Stored records:

>>

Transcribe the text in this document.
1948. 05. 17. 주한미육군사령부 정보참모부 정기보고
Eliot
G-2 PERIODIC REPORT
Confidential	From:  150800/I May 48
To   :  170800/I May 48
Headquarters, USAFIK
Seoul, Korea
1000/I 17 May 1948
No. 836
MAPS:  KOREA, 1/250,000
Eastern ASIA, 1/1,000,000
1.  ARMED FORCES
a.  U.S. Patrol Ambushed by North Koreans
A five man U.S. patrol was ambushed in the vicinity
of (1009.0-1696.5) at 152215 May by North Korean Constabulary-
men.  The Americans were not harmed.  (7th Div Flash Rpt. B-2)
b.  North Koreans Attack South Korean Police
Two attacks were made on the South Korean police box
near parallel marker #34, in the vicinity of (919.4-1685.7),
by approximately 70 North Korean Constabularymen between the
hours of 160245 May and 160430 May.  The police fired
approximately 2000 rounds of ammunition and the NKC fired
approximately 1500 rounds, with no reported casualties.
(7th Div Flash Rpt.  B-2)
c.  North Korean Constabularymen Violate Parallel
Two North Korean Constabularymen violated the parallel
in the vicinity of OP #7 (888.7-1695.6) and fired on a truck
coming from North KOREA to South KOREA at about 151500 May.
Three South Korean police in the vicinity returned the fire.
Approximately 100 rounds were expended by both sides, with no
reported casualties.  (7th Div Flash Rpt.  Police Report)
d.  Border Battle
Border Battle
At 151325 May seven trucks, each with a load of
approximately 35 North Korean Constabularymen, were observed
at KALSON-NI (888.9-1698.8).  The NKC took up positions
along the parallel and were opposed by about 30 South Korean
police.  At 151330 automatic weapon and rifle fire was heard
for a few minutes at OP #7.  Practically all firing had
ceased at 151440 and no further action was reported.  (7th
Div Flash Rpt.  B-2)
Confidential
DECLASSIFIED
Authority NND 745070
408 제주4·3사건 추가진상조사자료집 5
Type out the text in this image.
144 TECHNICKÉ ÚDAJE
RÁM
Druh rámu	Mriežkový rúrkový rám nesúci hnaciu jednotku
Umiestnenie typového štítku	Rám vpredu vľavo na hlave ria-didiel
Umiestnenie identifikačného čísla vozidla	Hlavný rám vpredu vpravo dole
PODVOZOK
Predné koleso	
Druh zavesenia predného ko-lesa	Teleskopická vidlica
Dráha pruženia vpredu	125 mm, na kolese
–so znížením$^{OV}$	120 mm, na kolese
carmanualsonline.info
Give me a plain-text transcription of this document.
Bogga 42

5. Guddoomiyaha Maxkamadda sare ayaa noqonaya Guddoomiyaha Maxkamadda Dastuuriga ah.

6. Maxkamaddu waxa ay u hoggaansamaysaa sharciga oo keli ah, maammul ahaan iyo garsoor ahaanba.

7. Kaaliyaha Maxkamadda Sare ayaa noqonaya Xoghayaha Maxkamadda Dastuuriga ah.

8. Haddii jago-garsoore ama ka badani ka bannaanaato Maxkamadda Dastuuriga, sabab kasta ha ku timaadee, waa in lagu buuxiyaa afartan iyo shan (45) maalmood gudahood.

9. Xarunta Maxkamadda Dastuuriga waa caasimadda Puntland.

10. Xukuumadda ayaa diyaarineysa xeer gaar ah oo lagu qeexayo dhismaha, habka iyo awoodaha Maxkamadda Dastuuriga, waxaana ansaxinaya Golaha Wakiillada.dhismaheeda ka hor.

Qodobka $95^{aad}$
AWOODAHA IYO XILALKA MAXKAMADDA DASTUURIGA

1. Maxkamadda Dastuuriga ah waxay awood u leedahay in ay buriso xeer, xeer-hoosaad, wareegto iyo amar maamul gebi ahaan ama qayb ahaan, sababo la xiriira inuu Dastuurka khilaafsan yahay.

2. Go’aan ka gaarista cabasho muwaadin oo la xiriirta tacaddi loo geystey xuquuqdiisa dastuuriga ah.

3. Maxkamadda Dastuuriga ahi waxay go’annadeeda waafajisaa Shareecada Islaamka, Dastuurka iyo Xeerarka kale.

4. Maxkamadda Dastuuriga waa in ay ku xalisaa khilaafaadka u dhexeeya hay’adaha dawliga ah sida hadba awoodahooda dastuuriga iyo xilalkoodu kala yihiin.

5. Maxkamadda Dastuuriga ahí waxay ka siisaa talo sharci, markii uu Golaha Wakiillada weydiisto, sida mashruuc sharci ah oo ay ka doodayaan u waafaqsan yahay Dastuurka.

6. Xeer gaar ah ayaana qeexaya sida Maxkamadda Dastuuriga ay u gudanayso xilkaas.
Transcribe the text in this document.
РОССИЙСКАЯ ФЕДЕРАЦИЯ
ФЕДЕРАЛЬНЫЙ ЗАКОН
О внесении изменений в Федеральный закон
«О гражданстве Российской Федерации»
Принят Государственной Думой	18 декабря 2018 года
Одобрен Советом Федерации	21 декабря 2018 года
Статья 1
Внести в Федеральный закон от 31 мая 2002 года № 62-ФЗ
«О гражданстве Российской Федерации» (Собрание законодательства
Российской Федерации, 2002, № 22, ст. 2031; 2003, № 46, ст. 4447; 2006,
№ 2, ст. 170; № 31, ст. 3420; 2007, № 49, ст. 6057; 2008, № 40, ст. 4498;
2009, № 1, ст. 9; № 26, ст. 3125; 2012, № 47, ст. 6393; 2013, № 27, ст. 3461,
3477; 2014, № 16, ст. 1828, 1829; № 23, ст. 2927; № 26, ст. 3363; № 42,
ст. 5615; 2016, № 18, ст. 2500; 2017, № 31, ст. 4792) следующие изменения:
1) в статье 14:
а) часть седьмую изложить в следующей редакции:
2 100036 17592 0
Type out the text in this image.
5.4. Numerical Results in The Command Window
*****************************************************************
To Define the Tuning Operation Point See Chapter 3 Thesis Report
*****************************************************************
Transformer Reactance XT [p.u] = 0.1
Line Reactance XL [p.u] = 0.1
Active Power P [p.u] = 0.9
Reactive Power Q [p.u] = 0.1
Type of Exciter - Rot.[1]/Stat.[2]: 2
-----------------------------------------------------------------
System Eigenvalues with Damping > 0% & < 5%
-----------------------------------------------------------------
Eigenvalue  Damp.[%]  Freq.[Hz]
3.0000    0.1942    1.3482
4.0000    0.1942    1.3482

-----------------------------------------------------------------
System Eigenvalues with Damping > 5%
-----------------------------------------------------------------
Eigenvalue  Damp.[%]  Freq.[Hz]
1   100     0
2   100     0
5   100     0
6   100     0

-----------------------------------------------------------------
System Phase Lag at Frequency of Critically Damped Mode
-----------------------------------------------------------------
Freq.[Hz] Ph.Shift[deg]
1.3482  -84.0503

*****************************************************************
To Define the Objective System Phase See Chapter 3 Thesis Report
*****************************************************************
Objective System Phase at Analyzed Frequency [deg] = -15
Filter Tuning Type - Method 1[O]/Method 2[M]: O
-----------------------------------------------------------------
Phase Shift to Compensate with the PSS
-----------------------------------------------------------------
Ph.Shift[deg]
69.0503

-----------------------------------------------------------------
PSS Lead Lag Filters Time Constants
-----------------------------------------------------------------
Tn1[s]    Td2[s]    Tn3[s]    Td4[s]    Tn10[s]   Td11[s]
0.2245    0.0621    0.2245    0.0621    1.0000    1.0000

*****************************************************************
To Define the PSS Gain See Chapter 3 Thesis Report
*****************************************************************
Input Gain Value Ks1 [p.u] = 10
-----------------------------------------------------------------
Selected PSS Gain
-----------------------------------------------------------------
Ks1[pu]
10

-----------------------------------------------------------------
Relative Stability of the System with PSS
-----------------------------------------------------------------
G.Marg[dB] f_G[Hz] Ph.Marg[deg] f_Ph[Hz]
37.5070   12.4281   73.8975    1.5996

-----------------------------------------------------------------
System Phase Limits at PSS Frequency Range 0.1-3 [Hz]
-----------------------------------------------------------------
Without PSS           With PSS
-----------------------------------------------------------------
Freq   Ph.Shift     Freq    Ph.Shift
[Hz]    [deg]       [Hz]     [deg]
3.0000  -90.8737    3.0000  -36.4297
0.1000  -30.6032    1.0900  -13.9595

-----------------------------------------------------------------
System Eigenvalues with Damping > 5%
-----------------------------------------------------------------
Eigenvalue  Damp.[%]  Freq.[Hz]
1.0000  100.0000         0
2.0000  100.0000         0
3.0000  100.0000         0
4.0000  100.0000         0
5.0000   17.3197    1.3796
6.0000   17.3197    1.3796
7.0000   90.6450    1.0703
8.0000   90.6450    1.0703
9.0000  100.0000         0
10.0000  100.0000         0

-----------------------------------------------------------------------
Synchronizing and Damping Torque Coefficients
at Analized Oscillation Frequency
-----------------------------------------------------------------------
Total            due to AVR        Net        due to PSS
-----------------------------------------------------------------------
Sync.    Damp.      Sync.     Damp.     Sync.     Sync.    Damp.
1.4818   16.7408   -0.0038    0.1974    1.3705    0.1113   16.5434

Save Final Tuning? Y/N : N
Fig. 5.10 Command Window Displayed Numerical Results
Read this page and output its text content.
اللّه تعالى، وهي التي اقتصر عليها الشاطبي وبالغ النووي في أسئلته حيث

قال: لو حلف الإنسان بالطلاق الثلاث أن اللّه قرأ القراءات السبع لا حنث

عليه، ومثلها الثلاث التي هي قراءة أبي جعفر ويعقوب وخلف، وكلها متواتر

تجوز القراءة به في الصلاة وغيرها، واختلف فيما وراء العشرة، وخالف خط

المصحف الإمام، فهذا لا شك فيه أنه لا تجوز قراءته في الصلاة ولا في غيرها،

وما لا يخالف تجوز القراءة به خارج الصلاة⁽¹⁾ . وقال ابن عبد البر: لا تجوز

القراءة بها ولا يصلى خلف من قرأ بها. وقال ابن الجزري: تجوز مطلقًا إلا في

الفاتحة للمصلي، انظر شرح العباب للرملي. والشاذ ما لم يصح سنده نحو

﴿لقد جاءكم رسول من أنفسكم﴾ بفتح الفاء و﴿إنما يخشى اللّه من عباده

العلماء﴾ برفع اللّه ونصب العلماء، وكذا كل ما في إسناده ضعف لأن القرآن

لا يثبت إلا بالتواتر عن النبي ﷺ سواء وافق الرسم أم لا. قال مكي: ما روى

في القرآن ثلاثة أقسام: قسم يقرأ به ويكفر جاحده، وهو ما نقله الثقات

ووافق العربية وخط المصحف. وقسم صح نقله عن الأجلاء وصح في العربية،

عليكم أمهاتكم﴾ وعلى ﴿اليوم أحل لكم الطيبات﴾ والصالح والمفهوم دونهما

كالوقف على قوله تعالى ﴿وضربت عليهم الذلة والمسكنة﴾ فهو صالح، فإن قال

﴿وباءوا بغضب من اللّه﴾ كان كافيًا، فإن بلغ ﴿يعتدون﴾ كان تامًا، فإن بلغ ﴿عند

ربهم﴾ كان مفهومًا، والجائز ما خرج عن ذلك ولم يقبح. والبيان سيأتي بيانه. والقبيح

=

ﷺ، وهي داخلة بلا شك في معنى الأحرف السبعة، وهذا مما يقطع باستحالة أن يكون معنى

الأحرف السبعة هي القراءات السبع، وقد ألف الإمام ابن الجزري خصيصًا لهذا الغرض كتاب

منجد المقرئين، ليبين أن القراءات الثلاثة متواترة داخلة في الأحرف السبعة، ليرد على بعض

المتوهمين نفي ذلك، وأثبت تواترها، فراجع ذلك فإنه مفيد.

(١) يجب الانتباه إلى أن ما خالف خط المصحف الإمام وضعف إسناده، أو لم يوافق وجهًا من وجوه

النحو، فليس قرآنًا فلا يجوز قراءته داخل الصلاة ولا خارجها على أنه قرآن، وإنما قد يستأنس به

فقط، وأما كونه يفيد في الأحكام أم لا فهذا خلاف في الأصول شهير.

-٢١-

<<

Aim of the exercise:
Each line from the one with "Read this page and output its text content." through the last line of the records must be written out word for word. Include nothing else.

Written response:
Read this page and output its text content.
اللّه تعالى، وهي التي اقتصر عليها الشاطبي وبالغ النووي في أسئلته حيث

قال: لو حلف الإنسان بالطلاق الثلاث أن اللّه قرأ القراءات السبع لا حنث

عليه، ومثلها الثلاث التي هي قراءة أبي جعفر ويعقوب وخلف، وكلها متواتر

تجوز القراءة به في الصلاة وغيرها، واختلف فيما وراء العشرة، وخالف خط

المصحف الإمام، فهذا لا شك فيه أنه لا تجوز قراءته في الصلاة ولا في غيرها،

وما لا يخالف تجوز القراءة به خارج الصلاة⁽¹⁾ . وقال ابن عبد البر: لا تجوز

القراءة بها ولا يصلى خلف من قرأ بها. وقال ابن الجزري: تجوز مطلقًا إلا في

الفاتحة للمصلي، انظر شرح العباب للرملي. والشاذ ما لم يصح سنده نحو

﴿لقد جاءكم رسول من أنفسكم﴾ بفتح الفاء و﴿إنما يخشى اللّه من عباده

العلماء﴾ برفع اللّه ونصب العلماء، وكذا كل ما في إسناده ضعف لأن القرآن

لا يثبت إلا بالتواتر عن النبي ﷺ سواء وافق الرسم أم لا. قال مكي: ما روى

في القرآن ثلاثة أقسام: قسم يقرأ به ويكفر جاحده، وهو ما نقله الثقات

ووافق العربية وخط المصحف. وقسم صح نقله عن الأجلاء وصح في العربية،

عليكم أمهاتكم﴾ وعلى ﴿اليوم أحل لكم الطيبات﴾ والصالح والمفهوم دونهما

كالوقف على قوله تعالى ﴿وضربت عليهم الذلة والمسكنة﴾ فهو صالح، فإن قال

﴿وباءوا بغضب من اللّه﴾ كان كافيًا، فإن بلغ ﴿يعتدون﴾ كان تامًا، فإن بلغ ﴿عند

ربهم﴾ كان مفهومًا، والجائز ما خرج عن ذلك ولم يقبح. والبيان سيأتي بيانه. والقبيح

=

ﷺ، وهي داخلة بلا شك في معنى الأحرف السبعة، وهذا مما يقطع باستحالة أن يكون معنى

الأحرف السبعة هي القراءات السبع، وقد ألف الإمام ابن الجزري خصيصًا لهذا الغرض كتاب

منجد المقرئين، ليبين أن القراءات الثلاثة متواترة داخلة في الأحرف السبعة، ليرد على بعض

المتوهمين نفي ذلك، وأثبت تواترها، فراجع ذلك فإنه مفيد.

(١) يجب الانتباه إلى أن ما خالف خط المصحف الإمام وضعف إسناده، أو لم يوافق وجهًا من وجوه

النحو، فليس قرآنًا فلا يجوز قراءته داخل الصلاة ولا خارجها على أنه قرآن، وإنما قد يستأنس به

فقط، وأما كونه يفيد في الأحكام أم لا فهذا خلاف في الأصول شهير.

-٢١-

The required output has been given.